• Kurzaufgabe
Wandeln Sie die Zeilen, beginnend am Anfang und endend mit der Zeile, die „The upper bifurcation 144 is at (835, 192).“ enthält, in eine JSON-Liste von Zeichenketten um, je eine pro Zeile und ohne Leerzeilen. Lassen Sie dabei die Bilder weg.

• Inhalt des Datensatzes
━━━━━━━━━━━━━━━━━━━━━━━━━━━━━━
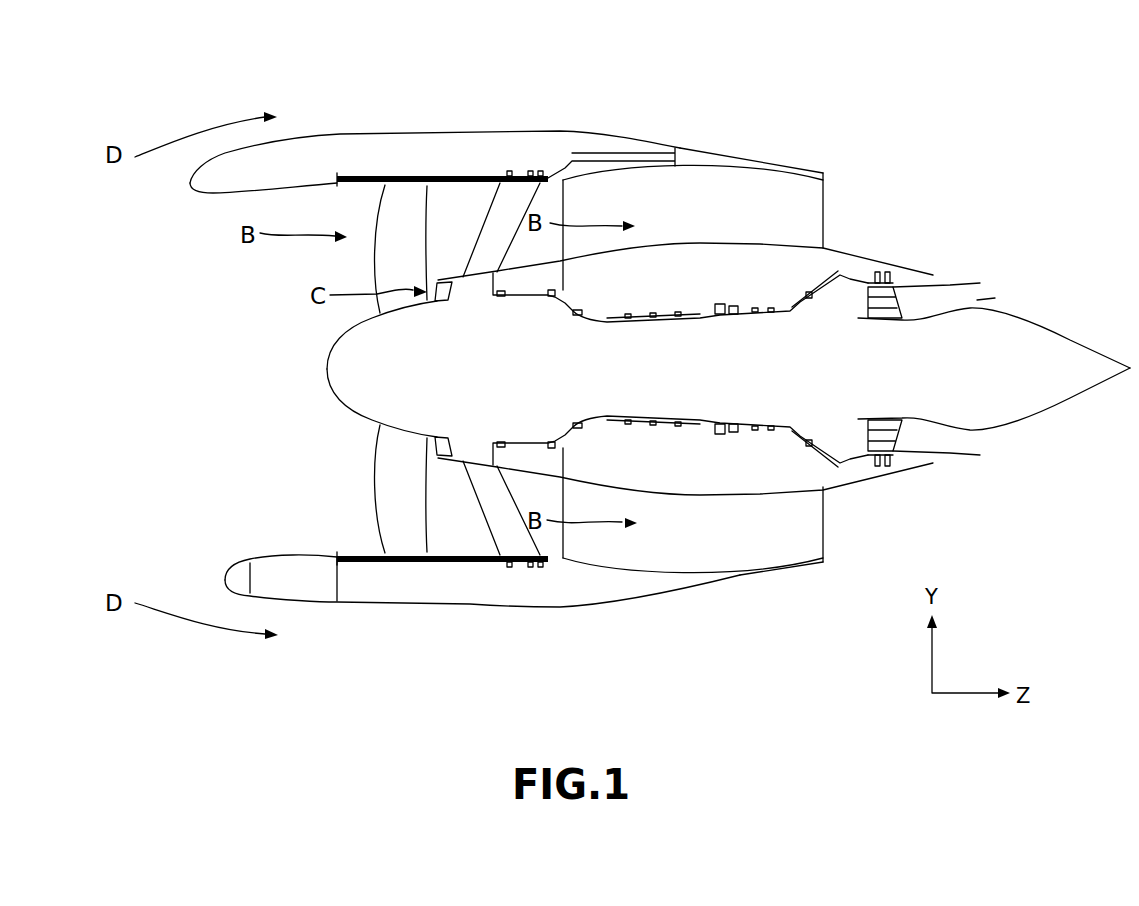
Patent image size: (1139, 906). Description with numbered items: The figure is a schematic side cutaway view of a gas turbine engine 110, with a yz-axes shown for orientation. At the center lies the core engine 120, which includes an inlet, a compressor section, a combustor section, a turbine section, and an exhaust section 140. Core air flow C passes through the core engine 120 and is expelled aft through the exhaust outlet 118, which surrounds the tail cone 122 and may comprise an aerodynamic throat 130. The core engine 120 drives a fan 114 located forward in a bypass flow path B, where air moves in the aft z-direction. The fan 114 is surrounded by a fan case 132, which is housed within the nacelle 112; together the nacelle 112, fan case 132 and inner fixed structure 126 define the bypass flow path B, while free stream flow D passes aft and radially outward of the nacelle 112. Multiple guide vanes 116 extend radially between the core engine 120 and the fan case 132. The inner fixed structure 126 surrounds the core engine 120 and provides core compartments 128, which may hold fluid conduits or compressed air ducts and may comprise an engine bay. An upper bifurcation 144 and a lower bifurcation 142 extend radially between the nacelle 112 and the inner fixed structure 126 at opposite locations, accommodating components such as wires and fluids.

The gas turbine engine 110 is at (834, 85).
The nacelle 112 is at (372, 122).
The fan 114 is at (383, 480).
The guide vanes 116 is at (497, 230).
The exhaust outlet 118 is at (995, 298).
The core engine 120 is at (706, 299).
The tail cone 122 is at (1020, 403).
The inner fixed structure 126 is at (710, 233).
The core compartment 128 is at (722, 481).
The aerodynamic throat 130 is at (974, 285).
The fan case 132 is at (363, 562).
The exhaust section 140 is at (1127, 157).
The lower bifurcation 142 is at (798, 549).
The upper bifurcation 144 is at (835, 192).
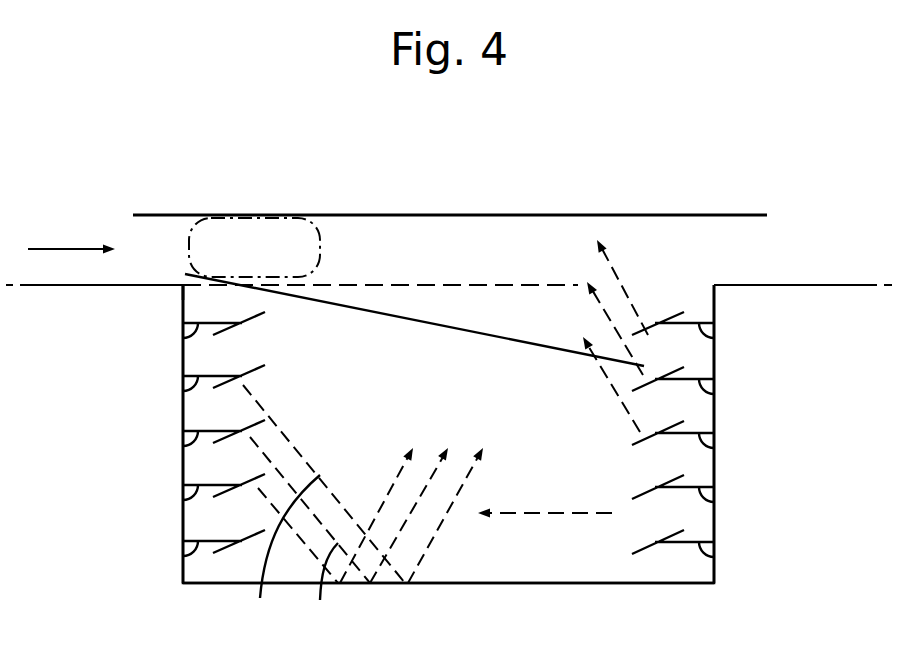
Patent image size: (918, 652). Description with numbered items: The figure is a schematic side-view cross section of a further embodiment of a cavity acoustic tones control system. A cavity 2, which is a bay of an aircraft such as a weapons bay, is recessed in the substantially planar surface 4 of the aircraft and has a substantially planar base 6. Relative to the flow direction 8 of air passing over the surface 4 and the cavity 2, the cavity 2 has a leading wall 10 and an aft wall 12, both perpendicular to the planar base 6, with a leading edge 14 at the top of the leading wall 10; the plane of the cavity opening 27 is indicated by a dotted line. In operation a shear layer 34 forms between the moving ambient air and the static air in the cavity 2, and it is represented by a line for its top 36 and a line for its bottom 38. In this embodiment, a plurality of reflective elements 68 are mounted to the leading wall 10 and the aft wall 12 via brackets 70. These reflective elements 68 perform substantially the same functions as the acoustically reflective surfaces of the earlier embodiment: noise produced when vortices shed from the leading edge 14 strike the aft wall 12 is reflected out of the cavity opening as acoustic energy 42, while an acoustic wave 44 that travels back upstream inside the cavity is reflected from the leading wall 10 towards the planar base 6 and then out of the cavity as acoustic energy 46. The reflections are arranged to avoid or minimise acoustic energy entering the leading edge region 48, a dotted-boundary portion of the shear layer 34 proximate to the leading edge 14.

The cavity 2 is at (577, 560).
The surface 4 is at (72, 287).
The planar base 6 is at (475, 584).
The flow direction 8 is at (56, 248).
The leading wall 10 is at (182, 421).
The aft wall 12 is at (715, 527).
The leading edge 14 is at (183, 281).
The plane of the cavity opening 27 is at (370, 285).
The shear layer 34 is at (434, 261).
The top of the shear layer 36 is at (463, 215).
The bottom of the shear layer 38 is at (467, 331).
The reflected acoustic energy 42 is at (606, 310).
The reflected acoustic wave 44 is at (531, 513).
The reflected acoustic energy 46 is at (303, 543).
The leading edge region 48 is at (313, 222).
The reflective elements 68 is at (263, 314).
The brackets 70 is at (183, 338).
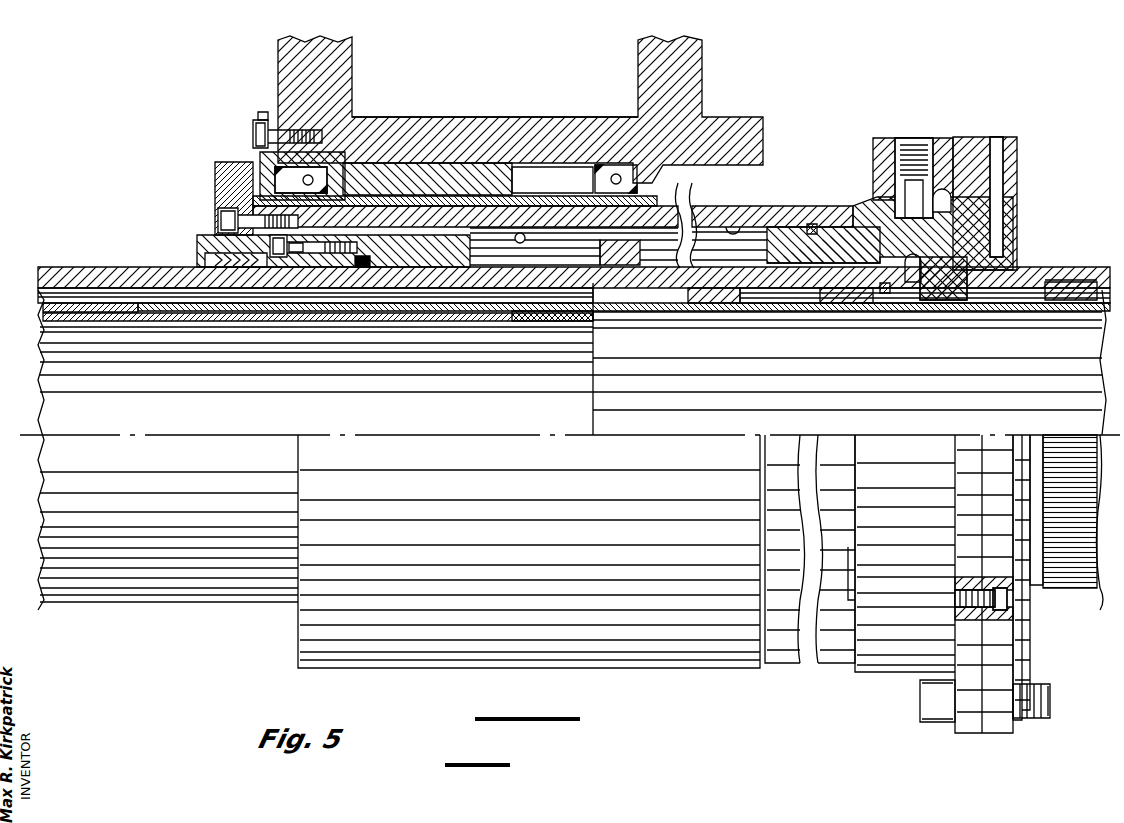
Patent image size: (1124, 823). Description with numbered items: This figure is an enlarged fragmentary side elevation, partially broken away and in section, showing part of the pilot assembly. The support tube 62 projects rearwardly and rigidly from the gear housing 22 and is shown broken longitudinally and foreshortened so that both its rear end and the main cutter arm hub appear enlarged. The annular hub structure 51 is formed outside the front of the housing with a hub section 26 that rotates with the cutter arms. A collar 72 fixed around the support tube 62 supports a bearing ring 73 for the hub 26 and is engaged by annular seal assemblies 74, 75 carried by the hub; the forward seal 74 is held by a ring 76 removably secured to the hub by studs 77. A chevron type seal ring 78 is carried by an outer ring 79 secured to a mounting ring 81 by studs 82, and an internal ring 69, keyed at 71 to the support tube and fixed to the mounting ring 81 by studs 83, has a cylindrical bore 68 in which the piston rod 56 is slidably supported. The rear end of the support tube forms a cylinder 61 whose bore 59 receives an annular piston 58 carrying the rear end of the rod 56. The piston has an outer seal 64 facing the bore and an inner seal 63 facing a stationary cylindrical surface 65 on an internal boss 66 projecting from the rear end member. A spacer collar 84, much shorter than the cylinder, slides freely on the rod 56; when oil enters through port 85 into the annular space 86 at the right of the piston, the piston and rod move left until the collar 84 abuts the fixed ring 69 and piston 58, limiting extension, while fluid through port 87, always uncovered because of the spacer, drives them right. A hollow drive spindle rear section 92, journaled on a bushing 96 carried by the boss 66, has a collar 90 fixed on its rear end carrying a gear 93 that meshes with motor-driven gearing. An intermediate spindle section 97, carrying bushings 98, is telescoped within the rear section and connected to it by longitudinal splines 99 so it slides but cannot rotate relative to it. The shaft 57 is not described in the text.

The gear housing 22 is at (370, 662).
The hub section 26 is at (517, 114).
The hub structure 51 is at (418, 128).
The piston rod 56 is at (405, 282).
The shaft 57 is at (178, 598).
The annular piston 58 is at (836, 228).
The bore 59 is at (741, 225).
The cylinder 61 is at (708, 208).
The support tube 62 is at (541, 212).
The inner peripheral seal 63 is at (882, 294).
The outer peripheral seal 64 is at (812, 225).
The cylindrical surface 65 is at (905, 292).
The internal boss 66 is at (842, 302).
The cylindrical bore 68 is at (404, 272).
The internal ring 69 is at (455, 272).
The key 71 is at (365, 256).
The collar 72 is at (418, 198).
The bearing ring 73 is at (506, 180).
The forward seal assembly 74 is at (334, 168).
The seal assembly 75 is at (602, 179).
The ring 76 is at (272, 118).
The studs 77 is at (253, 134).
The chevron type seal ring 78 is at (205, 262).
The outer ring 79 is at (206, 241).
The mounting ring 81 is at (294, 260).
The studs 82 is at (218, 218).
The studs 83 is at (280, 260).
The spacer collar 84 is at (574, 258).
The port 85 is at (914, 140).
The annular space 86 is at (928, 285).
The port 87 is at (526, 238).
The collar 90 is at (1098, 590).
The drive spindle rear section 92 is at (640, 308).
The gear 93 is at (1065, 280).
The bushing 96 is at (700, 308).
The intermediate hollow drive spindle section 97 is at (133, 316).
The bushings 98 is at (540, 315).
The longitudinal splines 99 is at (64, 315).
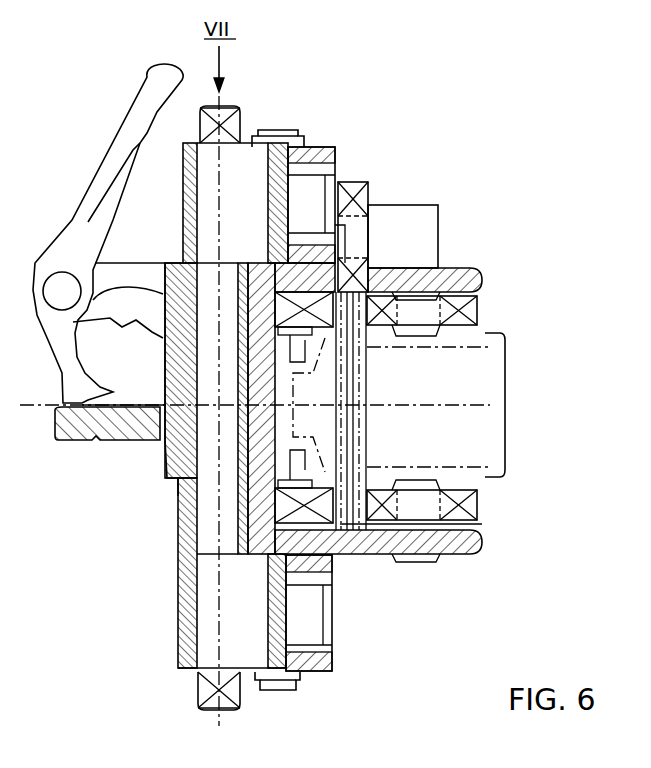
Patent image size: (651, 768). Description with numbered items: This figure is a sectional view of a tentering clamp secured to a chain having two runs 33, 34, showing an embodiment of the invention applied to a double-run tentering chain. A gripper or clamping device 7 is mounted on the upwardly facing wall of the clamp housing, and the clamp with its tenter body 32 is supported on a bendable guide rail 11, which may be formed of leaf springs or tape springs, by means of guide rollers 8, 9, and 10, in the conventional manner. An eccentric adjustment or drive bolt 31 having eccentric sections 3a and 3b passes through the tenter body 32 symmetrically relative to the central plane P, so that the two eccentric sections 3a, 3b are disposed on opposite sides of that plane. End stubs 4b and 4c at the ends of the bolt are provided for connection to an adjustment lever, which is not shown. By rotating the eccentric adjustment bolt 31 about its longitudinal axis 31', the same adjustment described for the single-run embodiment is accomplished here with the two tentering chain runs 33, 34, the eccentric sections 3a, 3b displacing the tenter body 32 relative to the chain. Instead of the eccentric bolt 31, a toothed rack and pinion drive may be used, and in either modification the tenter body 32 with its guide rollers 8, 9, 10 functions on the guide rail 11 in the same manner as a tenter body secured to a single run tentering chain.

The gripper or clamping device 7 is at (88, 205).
━━━━━━━━━━━━━━━━━━━━━━━━━━━━━━
• Ausgabe
[
  "Patent image size: (1139, 906). Description with numbered items: The figure is a schematic side cutaway view of a gas turbine engine 110, with a yz-axes shown for orientation. At the center lies the core engine 120, which includes an inlet, a compressor section, a combustor section, a turbine section, and an exhaust section 140. Core air flow C passes through the core engine 120 and is expelled aft through the exhaust outlet 118, which surrounds the tail cone 122 and may comprise an aerodynamic throat 130. The core engine 120 drives a fan 114 located forward in a bypass flow path B, where air moves in the aft z-direction. The fan 114 is surrounded by a fan case 132, which is housed within the nacelle 112; together the nacelle 112, fan case 132 and inner fixed structure 126 define the bypass flow path B, while free stream flow D passes aft and radially outward of the nacelle 112. Multiple guide vanes 116 extend radially between the core engine 120 and the fan case 132. The inner fixed structure 126 surrounds the core engine 120 and provides core compartments 128, which may hold fluid conduits or compressed air ducts and may comprise an engine bay. An upper bifurcation 144 and a lower bifurcation 142 extend radially between the nacelle 112 and the inner fixed structure 126 at opposite locations, accommodating components such as wires and fluids.",
  "The gas turbine engine 110 is at (834, 85).",
  "The nacelle 112 is at (372, 122).",
  "The fan 114 is at (383, 480).",
  "The guide vanes 116 is at (497, 230).",
  "The exhaust outlet 118 is at (995, 298).",
  "The core engine 120 is at (706, 299).",
  "The tail cone 122 is at (1020, 403).",
  "The inner fixed structure 126 is at (710, 233).",
  "The core compartment 128 is at (722, 481).",
  "The aerodynamic throat 130 is at (974, 285).",
  "The fan case 132 is at (363, 562).",
  "The exhaust section 140 is at (1127, 157).",
  "The lower bifurcation 142 is at (798, 549).",
  "The upper bifurcation 144 is at (835, 192)."
]